What is required
Locate all lines with the word "copper" and copy them out.

========================================================================

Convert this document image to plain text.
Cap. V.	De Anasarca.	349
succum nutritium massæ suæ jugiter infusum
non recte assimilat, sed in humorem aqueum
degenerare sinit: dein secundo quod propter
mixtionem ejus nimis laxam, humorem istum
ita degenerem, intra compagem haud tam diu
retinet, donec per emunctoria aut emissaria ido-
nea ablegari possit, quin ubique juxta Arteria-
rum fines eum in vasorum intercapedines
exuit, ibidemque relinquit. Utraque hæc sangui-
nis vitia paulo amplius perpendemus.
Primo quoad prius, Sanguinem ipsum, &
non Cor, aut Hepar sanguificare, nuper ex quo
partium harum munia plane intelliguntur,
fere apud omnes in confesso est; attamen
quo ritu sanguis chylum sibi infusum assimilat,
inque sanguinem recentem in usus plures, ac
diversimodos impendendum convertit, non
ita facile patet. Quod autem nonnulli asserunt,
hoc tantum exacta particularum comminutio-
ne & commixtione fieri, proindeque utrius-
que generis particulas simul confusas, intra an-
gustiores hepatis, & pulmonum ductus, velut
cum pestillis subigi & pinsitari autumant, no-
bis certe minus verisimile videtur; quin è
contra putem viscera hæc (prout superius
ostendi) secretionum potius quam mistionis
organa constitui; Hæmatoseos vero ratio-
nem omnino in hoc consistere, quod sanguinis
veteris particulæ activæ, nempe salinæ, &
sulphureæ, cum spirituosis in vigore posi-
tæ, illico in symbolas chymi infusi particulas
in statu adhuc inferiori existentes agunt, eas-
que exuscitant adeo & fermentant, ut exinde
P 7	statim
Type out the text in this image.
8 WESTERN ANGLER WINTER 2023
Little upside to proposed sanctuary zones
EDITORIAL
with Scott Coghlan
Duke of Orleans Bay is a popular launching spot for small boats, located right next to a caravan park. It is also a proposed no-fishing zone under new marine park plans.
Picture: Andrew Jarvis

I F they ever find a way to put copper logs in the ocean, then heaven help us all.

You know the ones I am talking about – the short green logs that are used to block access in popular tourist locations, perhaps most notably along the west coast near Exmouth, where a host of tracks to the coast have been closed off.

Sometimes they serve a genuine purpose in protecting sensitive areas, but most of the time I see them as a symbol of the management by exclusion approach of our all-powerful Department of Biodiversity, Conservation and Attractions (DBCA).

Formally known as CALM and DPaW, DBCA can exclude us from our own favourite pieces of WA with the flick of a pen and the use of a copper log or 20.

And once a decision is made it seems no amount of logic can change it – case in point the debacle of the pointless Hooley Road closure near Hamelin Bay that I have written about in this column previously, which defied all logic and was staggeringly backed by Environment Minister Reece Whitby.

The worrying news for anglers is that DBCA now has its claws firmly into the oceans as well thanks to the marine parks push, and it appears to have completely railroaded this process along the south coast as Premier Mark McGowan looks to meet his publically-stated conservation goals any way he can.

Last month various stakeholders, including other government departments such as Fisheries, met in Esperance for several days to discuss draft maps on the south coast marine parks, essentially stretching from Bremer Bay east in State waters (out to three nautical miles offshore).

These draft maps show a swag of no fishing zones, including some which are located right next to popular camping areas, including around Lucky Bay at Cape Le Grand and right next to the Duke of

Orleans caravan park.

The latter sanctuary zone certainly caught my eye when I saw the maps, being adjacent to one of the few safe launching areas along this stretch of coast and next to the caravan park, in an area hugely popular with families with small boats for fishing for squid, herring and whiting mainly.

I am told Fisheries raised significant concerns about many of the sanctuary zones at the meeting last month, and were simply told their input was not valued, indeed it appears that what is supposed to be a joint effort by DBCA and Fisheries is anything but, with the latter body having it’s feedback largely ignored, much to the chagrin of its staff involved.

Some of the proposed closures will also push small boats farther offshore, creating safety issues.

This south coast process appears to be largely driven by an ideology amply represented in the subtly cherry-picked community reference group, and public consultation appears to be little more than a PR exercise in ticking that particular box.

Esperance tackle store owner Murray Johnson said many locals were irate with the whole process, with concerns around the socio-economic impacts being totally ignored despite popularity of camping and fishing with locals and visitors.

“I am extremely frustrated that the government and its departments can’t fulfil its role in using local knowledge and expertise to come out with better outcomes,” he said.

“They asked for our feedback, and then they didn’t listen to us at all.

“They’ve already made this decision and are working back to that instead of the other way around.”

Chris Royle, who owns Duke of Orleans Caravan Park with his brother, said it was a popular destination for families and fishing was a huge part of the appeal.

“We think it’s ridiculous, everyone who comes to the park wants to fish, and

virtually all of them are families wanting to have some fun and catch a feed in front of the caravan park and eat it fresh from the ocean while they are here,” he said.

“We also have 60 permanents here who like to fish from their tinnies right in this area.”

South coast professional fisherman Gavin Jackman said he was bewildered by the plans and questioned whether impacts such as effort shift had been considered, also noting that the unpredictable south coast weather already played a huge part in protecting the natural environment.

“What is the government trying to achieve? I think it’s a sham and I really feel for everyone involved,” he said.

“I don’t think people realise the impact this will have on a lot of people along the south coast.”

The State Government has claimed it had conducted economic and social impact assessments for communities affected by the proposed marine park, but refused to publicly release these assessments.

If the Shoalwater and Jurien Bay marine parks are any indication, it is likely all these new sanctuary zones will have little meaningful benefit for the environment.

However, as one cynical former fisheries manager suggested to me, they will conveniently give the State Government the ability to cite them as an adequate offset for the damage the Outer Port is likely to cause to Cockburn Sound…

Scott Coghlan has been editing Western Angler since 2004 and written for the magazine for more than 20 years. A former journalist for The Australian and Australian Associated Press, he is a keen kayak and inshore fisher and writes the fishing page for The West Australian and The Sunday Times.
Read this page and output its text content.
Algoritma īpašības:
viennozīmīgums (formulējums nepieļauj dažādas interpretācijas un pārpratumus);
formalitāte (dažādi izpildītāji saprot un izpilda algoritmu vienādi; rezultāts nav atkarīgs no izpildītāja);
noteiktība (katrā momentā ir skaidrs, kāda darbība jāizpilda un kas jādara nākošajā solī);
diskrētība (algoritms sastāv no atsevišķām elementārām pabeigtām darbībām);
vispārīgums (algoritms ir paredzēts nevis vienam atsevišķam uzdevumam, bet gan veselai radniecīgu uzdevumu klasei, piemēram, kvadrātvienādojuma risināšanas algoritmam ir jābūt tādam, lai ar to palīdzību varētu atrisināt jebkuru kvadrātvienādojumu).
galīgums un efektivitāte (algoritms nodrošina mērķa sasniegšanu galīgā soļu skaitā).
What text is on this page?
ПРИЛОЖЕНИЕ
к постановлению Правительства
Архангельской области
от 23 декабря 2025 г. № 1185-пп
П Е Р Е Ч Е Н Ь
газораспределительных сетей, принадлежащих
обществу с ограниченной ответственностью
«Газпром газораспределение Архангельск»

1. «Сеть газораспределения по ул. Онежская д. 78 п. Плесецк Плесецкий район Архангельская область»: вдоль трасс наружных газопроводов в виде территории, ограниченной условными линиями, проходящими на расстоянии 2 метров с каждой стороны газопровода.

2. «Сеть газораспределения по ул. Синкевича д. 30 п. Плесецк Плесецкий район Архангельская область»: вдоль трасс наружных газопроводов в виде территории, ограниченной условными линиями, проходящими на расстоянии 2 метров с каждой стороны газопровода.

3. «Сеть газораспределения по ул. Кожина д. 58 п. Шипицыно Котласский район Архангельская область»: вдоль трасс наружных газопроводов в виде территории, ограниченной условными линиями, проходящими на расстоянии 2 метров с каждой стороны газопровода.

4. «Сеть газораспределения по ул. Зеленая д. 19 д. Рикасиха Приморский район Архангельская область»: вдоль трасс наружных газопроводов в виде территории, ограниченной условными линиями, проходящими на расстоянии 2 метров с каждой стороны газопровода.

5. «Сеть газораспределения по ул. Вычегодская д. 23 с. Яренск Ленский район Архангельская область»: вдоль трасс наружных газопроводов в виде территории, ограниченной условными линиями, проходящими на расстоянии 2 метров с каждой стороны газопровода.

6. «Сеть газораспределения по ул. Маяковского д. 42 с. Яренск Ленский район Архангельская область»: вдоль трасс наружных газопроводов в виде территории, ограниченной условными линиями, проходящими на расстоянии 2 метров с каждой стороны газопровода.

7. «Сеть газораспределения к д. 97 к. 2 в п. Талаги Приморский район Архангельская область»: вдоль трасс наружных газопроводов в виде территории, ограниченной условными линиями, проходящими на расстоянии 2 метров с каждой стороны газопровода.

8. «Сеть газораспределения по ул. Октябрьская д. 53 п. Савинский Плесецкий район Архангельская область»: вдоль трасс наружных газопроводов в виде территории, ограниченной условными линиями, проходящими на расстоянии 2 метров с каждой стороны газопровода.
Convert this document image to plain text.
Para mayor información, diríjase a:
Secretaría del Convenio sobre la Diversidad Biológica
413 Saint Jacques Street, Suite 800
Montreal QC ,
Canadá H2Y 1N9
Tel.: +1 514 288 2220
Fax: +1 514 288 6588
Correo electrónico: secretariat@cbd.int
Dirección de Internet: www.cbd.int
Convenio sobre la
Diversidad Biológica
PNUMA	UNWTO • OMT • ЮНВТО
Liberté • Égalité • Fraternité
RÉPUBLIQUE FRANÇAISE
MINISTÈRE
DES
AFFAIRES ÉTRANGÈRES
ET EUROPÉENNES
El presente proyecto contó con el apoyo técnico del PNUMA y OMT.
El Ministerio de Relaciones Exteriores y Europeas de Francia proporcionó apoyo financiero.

========================================================================

Task result
I F they ever find a way to put copper logs in the ocean, then heaven help us all.
Formally known as CALM and DPaW, DBCA can exclude us from our own favourite pieces of WA with the flick of a pen and the use of a copper log or 20.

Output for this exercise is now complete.